■ **Written task**: Write out the whole listing, matching it exactly.

(Data excerpts)

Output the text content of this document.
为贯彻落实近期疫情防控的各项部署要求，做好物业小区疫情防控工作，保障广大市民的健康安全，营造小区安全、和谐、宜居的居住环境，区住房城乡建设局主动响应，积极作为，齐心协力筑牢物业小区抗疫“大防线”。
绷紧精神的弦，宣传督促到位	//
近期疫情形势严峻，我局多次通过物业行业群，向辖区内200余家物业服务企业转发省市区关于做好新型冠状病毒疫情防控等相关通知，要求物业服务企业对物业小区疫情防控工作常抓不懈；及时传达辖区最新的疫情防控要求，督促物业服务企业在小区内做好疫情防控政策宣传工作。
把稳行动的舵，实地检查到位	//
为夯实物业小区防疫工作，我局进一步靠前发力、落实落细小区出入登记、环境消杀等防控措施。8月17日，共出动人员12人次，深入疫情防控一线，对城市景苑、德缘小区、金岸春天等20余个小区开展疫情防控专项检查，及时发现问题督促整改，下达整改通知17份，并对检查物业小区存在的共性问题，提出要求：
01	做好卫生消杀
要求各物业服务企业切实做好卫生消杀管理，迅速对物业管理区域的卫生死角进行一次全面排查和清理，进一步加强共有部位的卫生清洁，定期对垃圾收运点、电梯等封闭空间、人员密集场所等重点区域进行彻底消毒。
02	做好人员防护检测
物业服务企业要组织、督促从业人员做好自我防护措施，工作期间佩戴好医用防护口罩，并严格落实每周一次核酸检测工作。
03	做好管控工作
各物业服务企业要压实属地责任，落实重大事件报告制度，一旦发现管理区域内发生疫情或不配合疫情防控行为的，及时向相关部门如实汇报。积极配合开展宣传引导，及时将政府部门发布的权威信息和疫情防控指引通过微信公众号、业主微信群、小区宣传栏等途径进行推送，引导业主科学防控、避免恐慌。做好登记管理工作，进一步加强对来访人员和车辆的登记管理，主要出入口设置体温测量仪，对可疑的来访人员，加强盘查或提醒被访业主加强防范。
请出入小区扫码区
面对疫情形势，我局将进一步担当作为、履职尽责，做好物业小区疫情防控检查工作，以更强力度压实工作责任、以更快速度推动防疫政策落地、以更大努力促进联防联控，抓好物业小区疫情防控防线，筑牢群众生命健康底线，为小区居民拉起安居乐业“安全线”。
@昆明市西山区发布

■ **The output**:
Output the text content of this document.
为贯彻落实近期疫情防控的各项部署要求，做好物业小区疫情防控工作，保障广大市民的健康安全，营造小区安全、和谐、宜居的居住环境，区住房城乡建设局主动响应，积极作为，齐心协力筑牢物业小区抗疫“大防线”。
绷紧精神的弦，宣传督促到位	//
近期疫情形势严峻，我局多次通过物业行业群，向辖区内200余家物业服务企业转发省市区关于做好新型冠状病毒疫情防控等相关通知，要求物业服务企业对物业小区疫情防控工作常抓不懈；及时传达辖区最新的疫情防控要求，督促物业服务企业在小区内做好疫情防控政策宣传工作。
把稳行动的舵，实地检查到位	//
为夯实物业小区防疫工作，我局进一步靠前发力、落实落细小区出入登记、环境消杀等防控措施。8月17日，共出动人员12人次，深入疫情防控一线，对城市景苑、德缘小区、金岸春天等20余个小区开展疫情防控专项检查，及时发现问题督促整改，下达整改通知17份，并对检查物业小区存在的共性问题，提出要求：
01	做好卫生消杀
要求各物业服务企业切实做好卫生消杀管理，迅速对物业管理区域的卫生死角进行一次全面排查和清理，进一步加强共有部位的卫生清洁，定期对垃圾收运点、电梯等封闭空间、人员密集场所等重点区域进行彻底消毒。
02	做好人员防护检测
物业服务企业要组织、督促从业人员做好自我防护措施，工作期间佩戴好医用防护口罩，并严格落实每周一次核酸检测工作。
03	做好管控工作
各物业服务企业要压实属地责任，落实重大事件报告制度，一旦发现管理区域内发生疫情或不配合疫情防控行为的，及时向相关部门如实汇报。积极配合开展宣传引导，及时将政府部门发布的权威信息和疫情防控指引通过微信公众号、业主微信群、小区宣传栏等途径进行推送，引导业主科学防控、避免恐慌。做好登记管理工作，进一步加强对来访人员和车辆的登记管理，主要出入口设置体温测量仪，对可疑的来访人员，加强盘查或提醒被访业主加强防范。
请出入小区扫码区
面对疫情形势，我局将进一步担当作为、履职尽责，做好物业小区疫情防控检查工作，以更强力度压实工作责任、以更快速度推动防疫政策落地、以更大努力促进联防联控，抓好物业小区疫情防控防线，筑牢群众生命健康底线，为小区居民拉起安居乐业“安全线”。
@昆明市西山区发布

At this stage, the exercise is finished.